===== Supplied passage =====

The International Court of Arbitration of the International Chamber of Commerce (ICC) denied Anaklia Development Consortium’s (ADC) claim against the Government of Georgia.
The plaintiff tried to “recover the value of the investment of ADC and its investors following the Georgian Government’s January 2020 termination of the investment agreement with ADC to develop the Anaklia Deep Water Port,” the Supervisory Board of the ADC said in a statement on July 30. Details about the decision and the arbitration proceedings are confidential.
Prime Minister of Georgia Irakli Kobakhidze reacted to the decision of the Arbitration Court, stating that “Georgia came out the winner for one simple reason – the state always follows the rules when it acts.”
Justice Minister of Georgia, Rati Bregadze also reacted to the decision, stating that “the arbitration fully shared the legal arguments and evidence presented by the Ministry of Justice of Georgia and determined that in spite of numerous postponements of the deadlines set by the Georgian government for obtaining financing for the construction, the investor was unable to fulfill its obligation entirely due to its own fault”.

===== Data block =====

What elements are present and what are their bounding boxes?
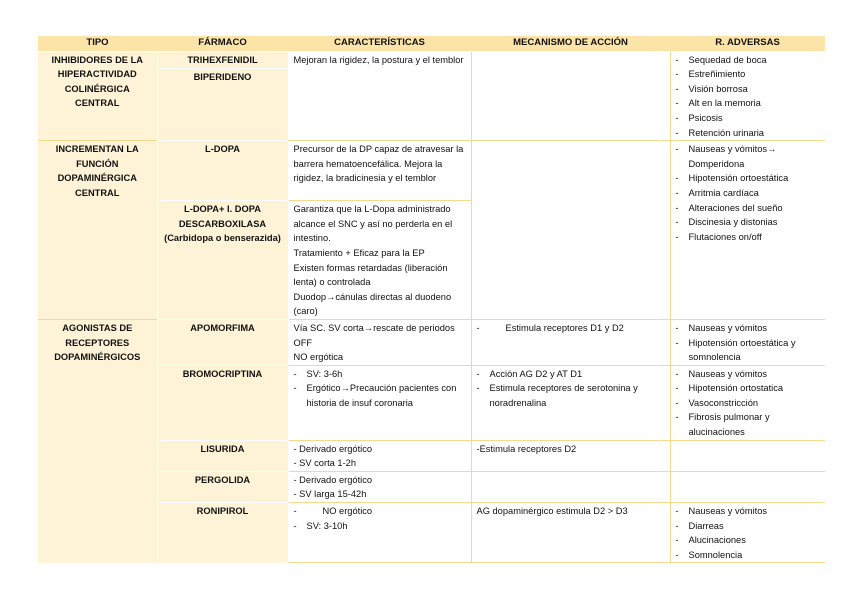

=====

§ Stated exercise A
In the news text about the Anaklia port arbitration, when did the Georgian Government terminate its investment agreement with ADC?
§ Stated exercise B
Take the news text about the Anaklia port arbitration further, continuing from where it stops.

§ Result A
The Georgian Government terminated the agreement in January 2020.

§ Result B
“…The Government neither directly nor indirectly hindered the investor to carry out the project,” Bregadze added. According to the Minister, “the arbitration confirmed that the Georgian government terminated the investment contract lawfully”.
The Justice Minister added that the claim of the plaintiff to receive the compensation of USD 1.5 billion was “completely rejected”. According to him, on the contrary, the plaintiff was obliged to pay USD 650,000 to the Georgian government.
The Checkpoints sat down with Theodore Jonas, Business Lawyer and the member of the ADC Supervisory Board for the response.
Mr. Jonas, what is this 650 thousand USD that the government keeps mentioning saying you have lost and you have to pay this amount to the state budget ?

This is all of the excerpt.